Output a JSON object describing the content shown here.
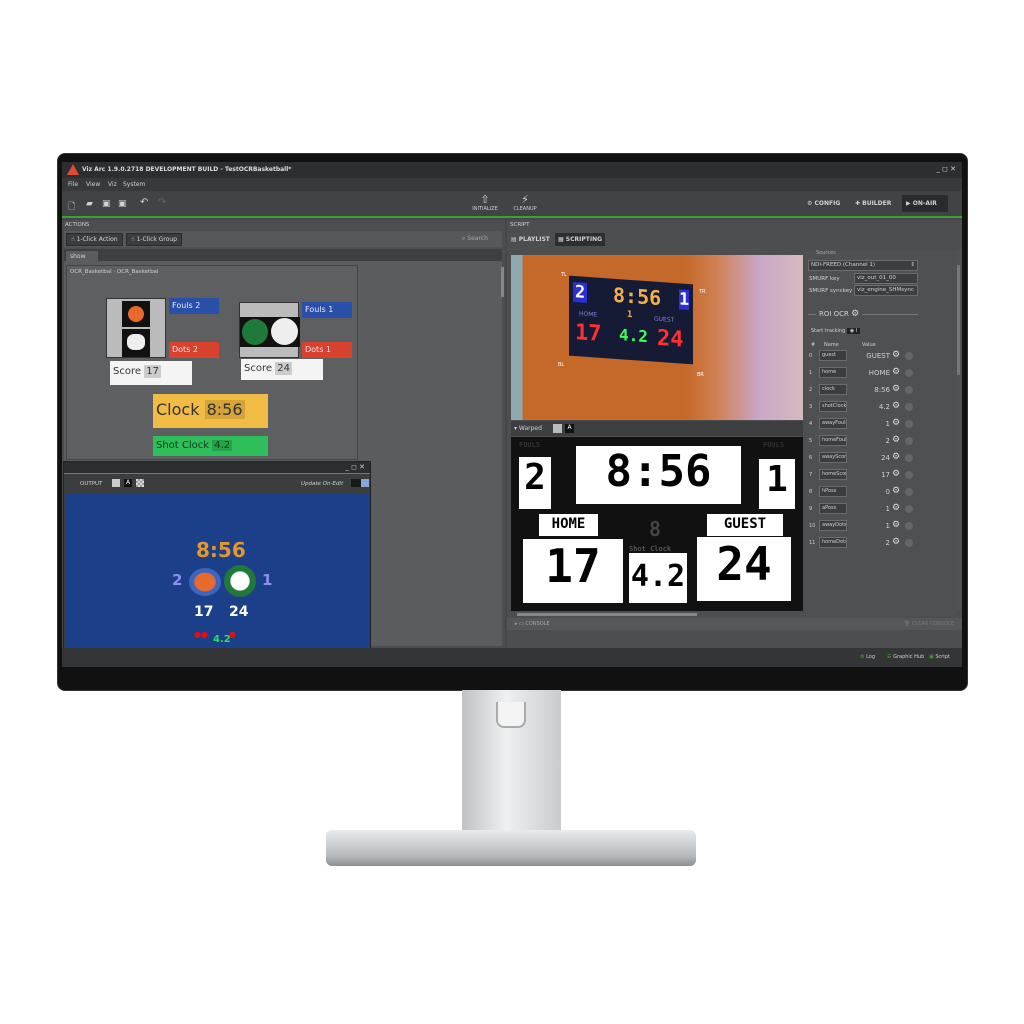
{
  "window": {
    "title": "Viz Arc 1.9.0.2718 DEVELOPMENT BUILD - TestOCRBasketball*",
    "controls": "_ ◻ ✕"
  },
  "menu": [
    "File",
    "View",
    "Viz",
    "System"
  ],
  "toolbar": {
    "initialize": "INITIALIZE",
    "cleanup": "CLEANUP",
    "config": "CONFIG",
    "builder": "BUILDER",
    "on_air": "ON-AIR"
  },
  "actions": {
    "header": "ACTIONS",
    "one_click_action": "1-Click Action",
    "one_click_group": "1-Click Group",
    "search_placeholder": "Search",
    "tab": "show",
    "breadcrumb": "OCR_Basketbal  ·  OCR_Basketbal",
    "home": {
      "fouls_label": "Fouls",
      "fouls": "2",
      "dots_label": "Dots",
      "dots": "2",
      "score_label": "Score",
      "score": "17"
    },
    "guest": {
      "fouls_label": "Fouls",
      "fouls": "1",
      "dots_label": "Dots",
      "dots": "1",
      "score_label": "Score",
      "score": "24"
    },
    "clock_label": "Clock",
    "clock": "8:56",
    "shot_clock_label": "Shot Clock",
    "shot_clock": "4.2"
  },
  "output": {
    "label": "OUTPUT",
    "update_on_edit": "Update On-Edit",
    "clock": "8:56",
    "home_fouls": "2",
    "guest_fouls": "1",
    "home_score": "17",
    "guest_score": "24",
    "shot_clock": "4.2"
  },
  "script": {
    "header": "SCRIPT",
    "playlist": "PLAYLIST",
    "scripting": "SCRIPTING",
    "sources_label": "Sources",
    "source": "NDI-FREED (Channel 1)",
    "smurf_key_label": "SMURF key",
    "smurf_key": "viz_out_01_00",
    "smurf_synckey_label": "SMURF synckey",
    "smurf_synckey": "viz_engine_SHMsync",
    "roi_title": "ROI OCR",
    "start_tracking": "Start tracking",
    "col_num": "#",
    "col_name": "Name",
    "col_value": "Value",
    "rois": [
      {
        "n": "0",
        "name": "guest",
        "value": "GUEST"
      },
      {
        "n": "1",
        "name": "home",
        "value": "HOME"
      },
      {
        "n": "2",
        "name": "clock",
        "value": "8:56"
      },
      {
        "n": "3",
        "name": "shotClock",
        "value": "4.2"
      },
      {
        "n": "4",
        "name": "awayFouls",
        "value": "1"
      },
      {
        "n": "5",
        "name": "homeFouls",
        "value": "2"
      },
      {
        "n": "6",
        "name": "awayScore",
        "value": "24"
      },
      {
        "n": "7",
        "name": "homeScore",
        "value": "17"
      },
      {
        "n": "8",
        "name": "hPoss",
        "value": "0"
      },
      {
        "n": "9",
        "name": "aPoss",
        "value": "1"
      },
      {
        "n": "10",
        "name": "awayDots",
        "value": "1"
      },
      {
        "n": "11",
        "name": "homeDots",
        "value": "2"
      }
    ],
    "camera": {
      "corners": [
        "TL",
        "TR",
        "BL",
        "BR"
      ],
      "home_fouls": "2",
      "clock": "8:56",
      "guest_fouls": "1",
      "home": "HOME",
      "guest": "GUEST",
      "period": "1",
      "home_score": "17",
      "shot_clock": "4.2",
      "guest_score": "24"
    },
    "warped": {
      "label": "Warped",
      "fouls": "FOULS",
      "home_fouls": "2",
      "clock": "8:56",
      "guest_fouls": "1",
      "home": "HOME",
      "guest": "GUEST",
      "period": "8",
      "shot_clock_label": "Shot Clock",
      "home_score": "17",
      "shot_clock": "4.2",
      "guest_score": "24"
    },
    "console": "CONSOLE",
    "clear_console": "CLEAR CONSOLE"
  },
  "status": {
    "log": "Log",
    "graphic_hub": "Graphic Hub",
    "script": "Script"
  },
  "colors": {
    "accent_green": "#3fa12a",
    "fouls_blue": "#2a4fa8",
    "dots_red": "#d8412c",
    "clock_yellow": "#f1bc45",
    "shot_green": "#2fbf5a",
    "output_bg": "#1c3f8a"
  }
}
* * *
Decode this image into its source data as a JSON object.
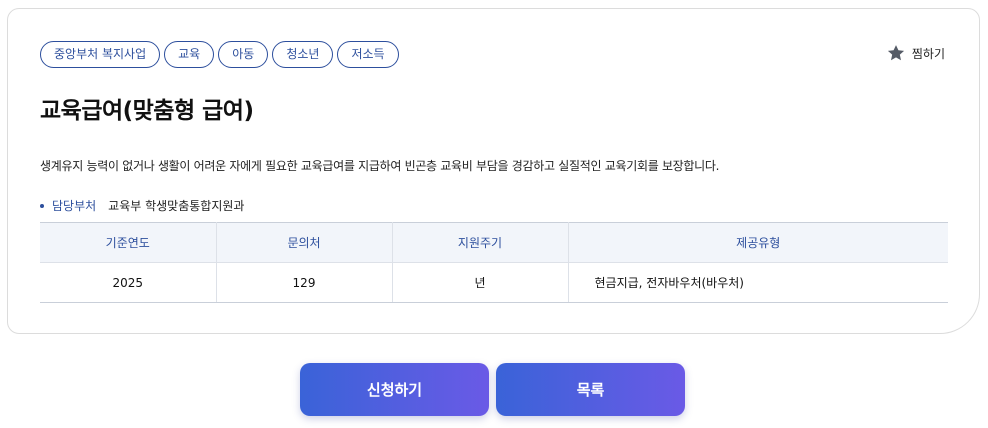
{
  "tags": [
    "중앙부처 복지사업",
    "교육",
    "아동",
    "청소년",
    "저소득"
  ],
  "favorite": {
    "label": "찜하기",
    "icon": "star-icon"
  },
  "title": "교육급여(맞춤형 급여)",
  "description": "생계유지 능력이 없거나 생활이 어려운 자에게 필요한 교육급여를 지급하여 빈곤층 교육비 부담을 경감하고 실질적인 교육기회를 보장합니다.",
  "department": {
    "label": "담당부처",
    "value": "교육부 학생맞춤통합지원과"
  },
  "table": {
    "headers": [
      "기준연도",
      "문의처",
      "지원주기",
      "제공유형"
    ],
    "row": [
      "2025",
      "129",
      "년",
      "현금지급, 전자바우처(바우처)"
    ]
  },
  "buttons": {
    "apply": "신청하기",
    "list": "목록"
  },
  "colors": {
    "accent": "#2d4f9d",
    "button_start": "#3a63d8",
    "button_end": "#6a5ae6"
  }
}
==
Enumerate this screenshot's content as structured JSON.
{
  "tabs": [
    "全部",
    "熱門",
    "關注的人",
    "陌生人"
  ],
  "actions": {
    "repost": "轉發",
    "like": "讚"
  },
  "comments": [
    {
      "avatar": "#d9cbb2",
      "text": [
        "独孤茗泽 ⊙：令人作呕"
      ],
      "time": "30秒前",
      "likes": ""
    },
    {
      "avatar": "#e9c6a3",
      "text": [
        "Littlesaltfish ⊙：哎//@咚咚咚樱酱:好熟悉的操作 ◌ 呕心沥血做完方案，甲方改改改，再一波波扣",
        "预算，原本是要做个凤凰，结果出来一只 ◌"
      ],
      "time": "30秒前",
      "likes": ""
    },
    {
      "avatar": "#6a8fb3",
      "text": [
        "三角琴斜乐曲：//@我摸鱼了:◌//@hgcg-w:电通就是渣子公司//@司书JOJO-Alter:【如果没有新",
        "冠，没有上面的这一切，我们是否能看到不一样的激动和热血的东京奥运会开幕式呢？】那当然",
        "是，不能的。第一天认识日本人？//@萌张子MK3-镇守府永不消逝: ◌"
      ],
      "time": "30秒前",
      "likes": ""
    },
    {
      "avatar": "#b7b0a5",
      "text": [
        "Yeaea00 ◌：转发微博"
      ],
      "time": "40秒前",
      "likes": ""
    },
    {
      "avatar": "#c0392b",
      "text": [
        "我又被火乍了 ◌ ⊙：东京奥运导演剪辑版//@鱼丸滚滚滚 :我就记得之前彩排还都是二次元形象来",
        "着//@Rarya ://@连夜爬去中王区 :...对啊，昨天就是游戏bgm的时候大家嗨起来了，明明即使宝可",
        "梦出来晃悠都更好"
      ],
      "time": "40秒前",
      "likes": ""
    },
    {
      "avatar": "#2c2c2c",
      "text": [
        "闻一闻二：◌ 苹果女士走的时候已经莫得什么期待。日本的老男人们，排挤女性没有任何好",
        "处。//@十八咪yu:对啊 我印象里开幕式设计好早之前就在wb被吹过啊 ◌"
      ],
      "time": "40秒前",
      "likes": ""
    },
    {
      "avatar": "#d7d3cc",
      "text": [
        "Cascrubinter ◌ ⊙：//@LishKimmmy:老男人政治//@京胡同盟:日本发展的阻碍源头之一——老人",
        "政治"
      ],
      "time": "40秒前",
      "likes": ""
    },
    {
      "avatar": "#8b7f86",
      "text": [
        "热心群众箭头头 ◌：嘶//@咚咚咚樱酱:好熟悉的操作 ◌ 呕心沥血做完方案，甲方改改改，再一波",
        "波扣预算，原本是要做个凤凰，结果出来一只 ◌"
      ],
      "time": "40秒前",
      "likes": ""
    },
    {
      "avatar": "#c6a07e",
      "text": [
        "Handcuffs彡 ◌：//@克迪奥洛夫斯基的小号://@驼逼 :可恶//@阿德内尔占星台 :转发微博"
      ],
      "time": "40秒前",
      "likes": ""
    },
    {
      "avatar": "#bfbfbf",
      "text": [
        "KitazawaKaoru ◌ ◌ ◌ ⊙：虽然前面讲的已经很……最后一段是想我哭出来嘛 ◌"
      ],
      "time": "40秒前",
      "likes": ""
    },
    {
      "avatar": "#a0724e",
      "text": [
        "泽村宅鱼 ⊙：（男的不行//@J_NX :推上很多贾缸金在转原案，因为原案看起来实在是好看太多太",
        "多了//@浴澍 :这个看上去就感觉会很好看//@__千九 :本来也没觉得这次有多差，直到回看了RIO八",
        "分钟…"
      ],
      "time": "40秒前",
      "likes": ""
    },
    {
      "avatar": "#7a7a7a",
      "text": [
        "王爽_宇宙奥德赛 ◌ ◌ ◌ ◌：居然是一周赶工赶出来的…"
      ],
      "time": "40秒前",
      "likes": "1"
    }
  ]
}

-- Goal --
Copy out each line of the records where the string "好熟悉的操作" appears.

-- Result below --
        "Littlesaltfish ⊙：哎//@咚咚咚樱酱:好熟悉的操作 ◌ 呕心沥血做完方案，甲方改改改，再一波波扣",
        "热心群众箭头头 ◌：嘶//@咚咚咚樱酱:好熟悉的操作 ◌ 呕心沥血做完方案，甲方改改改，再一波",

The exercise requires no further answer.